TEXT UNDER STUDY -
%%
This is a perennial question of art and ethics: How do we separate the artist from the man? Like many feminist critics, I despise the poet Ted Hughes as a terrible husband, two of whose female partners killed themselves: Sylvia Plath and Assia Wevill. Yet his muscular, mythic verse made him without question one of the greatest poets of the 20th century -- and the deep sympathy for female desire that I sense in his poems like "Tales from Ovid" has enriched my life profoundly. I can't imagine wanting to ban it -- and what intelligent person believes in banning books?

On the other hand, as a theater critic in the wake of the #MeToo movement -- and as someone who made a #MeToo complaint myself against a powerful UK politician -- I've watched and even publicly cheered as a number of theater directors have been sacked after being found to have sexually harassed young people. Many of them made great work, the loss of which will impoverish my industry. But many of them also inhibited younger performers from reaching their greatest potential and enriching us with what they might have made.

There seems to be a basic difference between these examples, which could teach us how to treat Jackson's back catalog. The performing arts are fundamentally collaborative -- and when we collaborate with abusers, we open our other colleagues up to their abuse. It's right that producers have stopped employing the stars who might prey on children who adore them or offer career perks to younger co-stars in return for sex.
%%
Document structure recognition data
%%
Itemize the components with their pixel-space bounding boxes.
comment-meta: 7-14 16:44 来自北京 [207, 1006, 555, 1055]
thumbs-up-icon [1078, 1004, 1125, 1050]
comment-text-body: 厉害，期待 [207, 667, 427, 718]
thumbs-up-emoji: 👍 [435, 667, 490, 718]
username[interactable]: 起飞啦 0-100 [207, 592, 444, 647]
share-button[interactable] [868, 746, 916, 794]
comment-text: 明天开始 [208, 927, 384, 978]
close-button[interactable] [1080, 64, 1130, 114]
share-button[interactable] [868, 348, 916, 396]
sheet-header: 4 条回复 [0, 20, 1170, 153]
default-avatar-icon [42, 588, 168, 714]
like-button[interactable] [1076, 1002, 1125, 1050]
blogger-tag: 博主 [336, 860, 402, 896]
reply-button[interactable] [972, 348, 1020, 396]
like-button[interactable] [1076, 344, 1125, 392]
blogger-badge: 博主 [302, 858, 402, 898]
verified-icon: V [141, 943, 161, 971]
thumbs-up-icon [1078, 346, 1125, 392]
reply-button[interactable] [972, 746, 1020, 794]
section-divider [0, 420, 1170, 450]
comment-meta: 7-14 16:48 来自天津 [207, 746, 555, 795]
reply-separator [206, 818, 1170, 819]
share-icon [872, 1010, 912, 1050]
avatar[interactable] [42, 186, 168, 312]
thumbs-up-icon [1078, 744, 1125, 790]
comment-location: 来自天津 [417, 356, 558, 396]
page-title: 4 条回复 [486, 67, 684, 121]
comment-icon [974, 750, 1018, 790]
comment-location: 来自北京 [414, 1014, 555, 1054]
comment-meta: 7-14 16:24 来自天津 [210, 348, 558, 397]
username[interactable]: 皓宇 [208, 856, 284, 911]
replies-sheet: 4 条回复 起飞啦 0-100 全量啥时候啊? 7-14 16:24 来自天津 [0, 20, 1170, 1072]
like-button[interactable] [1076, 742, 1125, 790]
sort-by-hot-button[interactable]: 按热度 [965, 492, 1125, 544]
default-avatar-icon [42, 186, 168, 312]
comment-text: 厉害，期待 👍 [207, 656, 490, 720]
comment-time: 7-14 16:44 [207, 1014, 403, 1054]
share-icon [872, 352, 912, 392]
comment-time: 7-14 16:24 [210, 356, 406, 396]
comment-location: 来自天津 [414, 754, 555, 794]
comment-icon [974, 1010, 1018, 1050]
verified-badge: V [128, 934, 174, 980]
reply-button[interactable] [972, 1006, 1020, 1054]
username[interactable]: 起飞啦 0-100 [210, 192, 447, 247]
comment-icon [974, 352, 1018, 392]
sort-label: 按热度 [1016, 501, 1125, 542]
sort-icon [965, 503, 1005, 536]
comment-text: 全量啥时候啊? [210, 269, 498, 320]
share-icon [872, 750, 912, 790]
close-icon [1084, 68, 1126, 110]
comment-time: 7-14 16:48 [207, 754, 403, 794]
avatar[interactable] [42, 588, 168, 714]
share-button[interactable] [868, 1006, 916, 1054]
%%
EXERCISE INSTRUCTIONS -
A - Reproduce the passage on art and ethics word for word, beginning at the words "On the other" and ending after the words "might have made.".
B - According to the passage on art and ethics, which two female partners of Ted Hughes killed themselves?
C - Pick up the passage on art and ethics after its final sentence and keep writing it.
You can set the records aside, since none of this work depends on them.

TASK-BY-TASK ANSWERS -
A -
On the other hand, as a theater critic in the wake of the #MeToo movement -- and as someone who made a #MeToo complaint myself against a powerful UK politician -- I've watched and even publicly cheered as a number of theater directors have been sacked after being found to have sexually harassed young people. Many of them made great work, the loss of which will impoverish my industry. But many of them also inhibited younger performers from reaching their greatest potential and enriching us with what they might have made.

B - Sylvia Plath and Assia Wevill.

C -
But Jackson is dead. Royalties from his records no longer line his pockets -- Jackson's children, who will inherit the bulk of his estate, are neither responsible for his crimes nor likely to be undamaged by his bizarre life. No one is continuing to be abused if you download "Thriller" on iTunes.

Rather, the music of Jackson, like the poems of Hughes and like those ancient male poets Hughes liked to translate, has taken its place in our cultural legacy. Songs with the impact of "Billie Jean," itself a dark lyric about a false accusation (what games was Jackson playing with our minds?) are not some isolated cancer that can be cut out and cast aside.

Those songs belong on documentaries, on college culture courses, and yes, in clubs and in our bedrooms. Jackson's work isn't always philosophical and tortured -- it is powered by peppy pop. To some, that makes it less worth saving: but even that levity should remind us how easily genius can mask pain and dysfunction.

Forget that an abuser was a genius, and next time a genius is accused of abuse we may disbelieve again. Do we assume that all artists whose art we enjoy were good men or women? Should we tell our children that, if Spotify streams a musician, he or she is automatically a good influence?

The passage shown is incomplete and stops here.